Goal ->
In the copy, keep every record exact and leave out all images.

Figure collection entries
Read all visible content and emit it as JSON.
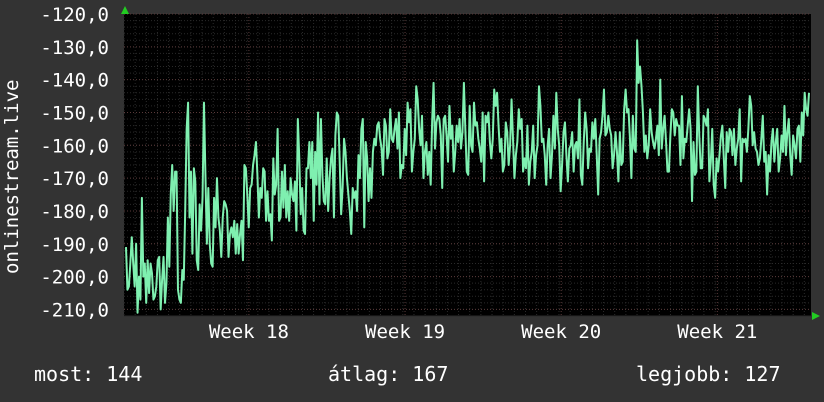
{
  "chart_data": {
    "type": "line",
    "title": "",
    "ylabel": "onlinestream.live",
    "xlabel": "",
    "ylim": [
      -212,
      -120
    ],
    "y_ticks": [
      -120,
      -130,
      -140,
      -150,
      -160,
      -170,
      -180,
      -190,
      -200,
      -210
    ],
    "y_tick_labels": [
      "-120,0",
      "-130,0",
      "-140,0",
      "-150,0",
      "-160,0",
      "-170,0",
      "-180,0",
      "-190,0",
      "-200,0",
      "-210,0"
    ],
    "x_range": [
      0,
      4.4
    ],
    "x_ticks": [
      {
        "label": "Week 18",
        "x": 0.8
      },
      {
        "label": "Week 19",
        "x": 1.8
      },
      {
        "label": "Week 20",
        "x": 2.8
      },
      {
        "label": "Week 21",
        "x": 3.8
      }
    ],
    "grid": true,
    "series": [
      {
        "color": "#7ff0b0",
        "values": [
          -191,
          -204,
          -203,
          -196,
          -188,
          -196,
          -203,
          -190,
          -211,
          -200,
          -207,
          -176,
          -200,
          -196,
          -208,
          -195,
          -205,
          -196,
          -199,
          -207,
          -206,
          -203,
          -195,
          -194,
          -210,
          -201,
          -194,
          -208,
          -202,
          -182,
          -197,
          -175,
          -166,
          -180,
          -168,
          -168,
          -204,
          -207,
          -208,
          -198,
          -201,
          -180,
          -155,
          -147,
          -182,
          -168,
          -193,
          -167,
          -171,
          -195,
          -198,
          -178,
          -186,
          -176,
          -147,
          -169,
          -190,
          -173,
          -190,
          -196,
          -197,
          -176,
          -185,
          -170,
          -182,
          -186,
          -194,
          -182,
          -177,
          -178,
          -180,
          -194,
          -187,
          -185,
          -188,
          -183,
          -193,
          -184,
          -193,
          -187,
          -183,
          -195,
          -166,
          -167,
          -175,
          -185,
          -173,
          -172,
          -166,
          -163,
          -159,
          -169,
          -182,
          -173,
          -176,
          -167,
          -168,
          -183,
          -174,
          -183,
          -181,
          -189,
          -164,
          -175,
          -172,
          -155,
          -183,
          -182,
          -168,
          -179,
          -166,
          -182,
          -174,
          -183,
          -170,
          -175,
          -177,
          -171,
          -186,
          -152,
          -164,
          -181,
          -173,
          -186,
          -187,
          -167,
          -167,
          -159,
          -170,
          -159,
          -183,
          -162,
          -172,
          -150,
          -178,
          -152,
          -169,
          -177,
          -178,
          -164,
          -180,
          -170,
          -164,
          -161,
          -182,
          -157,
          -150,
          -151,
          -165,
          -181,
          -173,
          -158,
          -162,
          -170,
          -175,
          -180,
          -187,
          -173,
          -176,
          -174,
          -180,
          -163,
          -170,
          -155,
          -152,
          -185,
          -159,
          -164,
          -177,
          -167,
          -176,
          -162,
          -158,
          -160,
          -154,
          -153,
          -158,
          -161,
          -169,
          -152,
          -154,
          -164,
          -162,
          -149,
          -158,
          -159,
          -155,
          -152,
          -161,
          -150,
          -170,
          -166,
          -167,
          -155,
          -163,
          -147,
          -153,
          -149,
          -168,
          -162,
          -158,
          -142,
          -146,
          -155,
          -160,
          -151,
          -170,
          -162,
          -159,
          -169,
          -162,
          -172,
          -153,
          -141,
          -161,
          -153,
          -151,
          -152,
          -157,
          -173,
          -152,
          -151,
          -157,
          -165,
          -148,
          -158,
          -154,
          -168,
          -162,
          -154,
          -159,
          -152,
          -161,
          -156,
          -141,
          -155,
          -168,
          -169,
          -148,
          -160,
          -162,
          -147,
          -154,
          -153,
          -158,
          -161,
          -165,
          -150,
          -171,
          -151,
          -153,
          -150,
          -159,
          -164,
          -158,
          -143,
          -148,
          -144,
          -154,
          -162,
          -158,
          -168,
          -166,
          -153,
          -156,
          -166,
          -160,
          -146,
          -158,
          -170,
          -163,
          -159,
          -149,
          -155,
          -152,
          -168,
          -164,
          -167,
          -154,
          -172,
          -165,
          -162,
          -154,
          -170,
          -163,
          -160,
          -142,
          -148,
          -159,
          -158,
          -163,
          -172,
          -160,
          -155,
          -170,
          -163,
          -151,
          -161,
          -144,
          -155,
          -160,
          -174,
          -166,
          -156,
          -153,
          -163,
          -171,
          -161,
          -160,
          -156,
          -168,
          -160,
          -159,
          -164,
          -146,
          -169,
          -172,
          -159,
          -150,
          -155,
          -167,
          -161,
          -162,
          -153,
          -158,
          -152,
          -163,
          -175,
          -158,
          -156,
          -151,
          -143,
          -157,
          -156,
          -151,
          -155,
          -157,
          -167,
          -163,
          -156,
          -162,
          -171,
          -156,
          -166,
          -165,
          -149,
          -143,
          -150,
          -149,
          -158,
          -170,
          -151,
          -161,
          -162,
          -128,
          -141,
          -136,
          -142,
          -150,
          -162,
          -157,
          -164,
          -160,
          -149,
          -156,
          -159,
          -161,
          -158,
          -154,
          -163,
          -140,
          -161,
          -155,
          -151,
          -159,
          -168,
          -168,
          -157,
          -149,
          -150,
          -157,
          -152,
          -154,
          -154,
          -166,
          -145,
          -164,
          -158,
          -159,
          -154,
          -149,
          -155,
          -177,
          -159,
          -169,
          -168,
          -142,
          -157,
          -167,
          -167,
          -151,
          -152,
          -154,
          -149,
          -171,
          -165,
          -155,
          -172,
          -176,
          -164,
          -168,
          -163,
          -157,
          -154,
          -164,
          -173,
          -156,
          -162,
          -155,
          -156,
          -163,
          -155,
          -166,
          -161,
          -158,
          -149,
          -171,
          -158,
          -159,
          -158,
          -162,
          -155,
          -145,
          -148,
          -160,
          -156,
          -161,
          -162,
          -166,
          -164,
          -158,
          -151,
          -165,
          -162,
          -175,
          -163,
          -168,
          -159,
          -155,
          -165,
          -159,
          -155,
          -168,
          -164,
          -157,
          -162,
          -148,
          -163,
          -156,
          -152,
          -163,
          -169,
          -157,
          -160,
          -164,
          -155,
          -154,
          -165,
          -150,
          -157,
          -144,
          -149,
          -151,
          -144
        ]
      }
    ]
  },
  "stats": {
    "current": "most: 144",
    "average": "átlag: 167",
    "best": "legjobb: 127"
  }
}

Answer for this exercise ->
Read all visible content and emit it as JSON.
{
  "chart_data": {
    "type": "line",
    "title": "",
    "ylabel": "onlinestream.live",
    "xlabel": "",
    "ylim": [
      -212,
      -120
    ],
    "y_ticks": [
      -120,
      -130,
      -140,
      -150,
      -160,
      -170,
      -180,
      -190,
      -200,
      -210
    ],
    "y_tick_labels": [
      "-120,0",
      "-130,0",
      "-140,0",
      "-150,0",
      "-160,0",
      "-170,0",
      "-180,0",
      "-190,0",
      "-200,0",
      "-210,0"
    ],
    "x_range": [
      0,
      4.4
    ],
    "x_ticks": [
      {
        "label": "Week 18",
        "x": 0.8
      },
      {
        "label": "Week 19",
        "x": 1.8
      },
      {
        "label": "Week 20",
        "x": 2.8
      },
      {
        "label": "Week 21",
        "x": 3.8
      }
    ],
    "grid": true,
    "series": [
      {
        "color": "#7ff0b0",
        "values": [
          -191,
          -204,
          -203,
          -196,
          -188,
          -196,
          -203,
          -190,
          -211,
          -200,
          -207,
          -176,
          -200,
          -196,
          -208,
          -195,
          -205,
          -196,
          -199,
          -207,
          -206,
          -203,
          -195,
          -194,
          -210,
          -201,
          -194,
          -208,
          -202,
          -182,
          -197,
          -175,
          -166,
          -180,
          -168,
          -168,
          -204,
          -207,
          -208,
          -198,
          -201,
          -180,
          -155,
          -147,
          -182,
          -168,
          -193,
          -167,
          -171,
          -195,
          -198,
          -178,
          -186,
          -176,
          -147,
          -169,
          -190,
          -173,
          -190,
          -196,
          -197,
          -176,
          -185,
          -170,
          -182,
          -186,
          -194,
          -182,
          -177,
          -178,
          -180,
          -194,
          -187,
          -185,
          -188,
          -183,
          -193,
          -184,
          -193,
          -187,
          -183,
          -195,
          -166,
          -167,
          -175,
          -185,
          -173,
          -172,
          -166,
          -163,
          -159,
          -169,
          -182,
          -173,
          -176,
          -167,
          -168,
          -183,
          -174,
          -183,
          -181,
          -189,
          -164,
          -175,
          -172,
          -155,
          -183,
          -182,
          -168,
          -179,
          -166,
          -182,
          -174,
          -183,
          -170,
          -175,
          -177,
          -171,
          -186,
          -152,
          -164,
          -181,
          -173,
          -186,
          -187,
          -167,
          -167,
          -159,
          -170,
          -159,
          -183,
          -162,
          -172,
          -150,
          -178,
          -152,
          -169,
          -177,
          -178,
          -164,
          -180,
          -170,
          -164,
          -161,
          -182,
          -157,
          -150,
          -151,
          -165,
          -181,
          -173,
          -158,
          -162,
          -170,
          -175,
          -180,
          -187,
          -173,
          -176,
          -174,
          -180,
          -163,
          -170,
          -155,
          -152,
          -185,
          -159,
          -164,
          -177,
          -167,
          -176,
          -162,
          -158,
          -160,
          -154,
          -153,
          -158,
          -161,
          -169,
          -152,
          -154,
          -164,
          -162,
          -149,
          -158,
          -159,
          -155,
          -152,
          -161,
          -150,
          -170,
          -166,
          -167,
          -155,
          -163,
          -147,
          -153,
          -149,
          -168,
          -162,
          -158,
          -142,
          -146,
          -155,
          -160,
          -151,
          -170,
          -162,
          -159,
          -169,
          -162,
          -172,
          -153,
          -141,
          -161,
          -153,
          -151,
          -152,
          -157,
          -173,
          -152,
          -151,
          -157,
          -165,
          -148,
          -158,
          -154,
          -168,
          -162,
          -154,
          -159,
          -152,
          -161,
          -156,
          -141,
          -155,
          -168,
          -169,
          -148,
          -160,
          -162,
          -147,
          -154,
          -153,
          -158,
          -161,
          -165,
          -150,
          -171,
          -151,
          -153,
          -150,
          -159,
          -164,
          -158,
          -143,
          -148,
          -144,
          -154,
          -162,
          -158,
          -168,
          -166,
          -153,
          -156,
          -166,
          -160,
          -146,
          -158,
          -170,
          -163,
          -159,
          -149,
          -155,
          -152,
          -168,
          -164,
          -167,
          -154,
          -172,
          -165,
          -162,
          -154,
          -170,
          -163,
          -160,
          -142,
          -148,
          -159,
          -158,
          -163,
          -172,
          -160,
          -155,
          -170,
          -163,
          -151,
          -161,
          -144,
          -155,
          -160,
          -174,
          -166,
          -156,
          -153,
          -163,
          -171,
          -161,
          -160,
          -156,
          -168,
          -160,
          -159,
          -164,
          -146,
          -169,
          -172,
          -159,
          -150,
          -155,
          -167,
          -161,
          -162,
          -153,
          -158,
          -152,
          -163,
          -175,
          -158,
          -156,
          -151,
          -143,
          -157,
          -156,
          -151,
          -155,
          -157,
          -167,
          -163,
          -156,
          -162,
          -171,
          -156,
          -166,
          -165,
          -149,
          -143,
          -150,
          -149,
          -158,
          -170,
          -151,
          -161,
          -162,
          -128,
          -141,
          -136,
          -142,
          -150,
          -162,
          -157,
          -164,
          -160,
          -149,
          -156,
          -159,
          -161,
          -158,
          -154,
          -163,
          -140,
          -161,
          -155,
          -151,
          -159,
          -168,
          -168,
          -157,
          -149,
          -150,
          -157,
          -152,
          -154,
          -154,
          -166,
          -145,
          -164,
          -158,
          -159,
          -154,
          -149,
          -155,
          -177,
          -159,
          -169,
          -168,
          -142,
          -157,
          -167,
          -167,
          -151,
          -152,
          -154,
          -149,
          -171,
          -165,
          -155,
          -172,
          -176,
          -164,
          -168,
          -163,
          -157,
          -154,
          -164,
          -173,
          -156,
          -162,
          -155,
          -156,
          -163,
          -155,
          -166,
          -161,
          -158,
          -149,
          -171,
          -158,
          -159,
          -158,
          -162,
          -155,
          -145,
          -148,
          -160,
          -156,
          -161,
          -162,
          -166,
          -164,
          -158,
          -151,
          -165,
          -162,
          -175,
          -163,
          -168,
          -159,
          -155,
          -165,
          -159,
          -155,
          -168,
          -164,
          -157,
          -162,
          -148,
          -163,
          -156,
          -152,
          -163,
          -169,
          -157,
          -160,
          -164,
          -155,
          -154,
          -165,
          -150,
          -157,
          -144,
          -149,
          -151,
          -144
        ]
      }
    ]
  },
  "stats": {
    "current": "most: 144",
    "average": "átlag: 167",
    "best": "legjobb: 127"
  }
}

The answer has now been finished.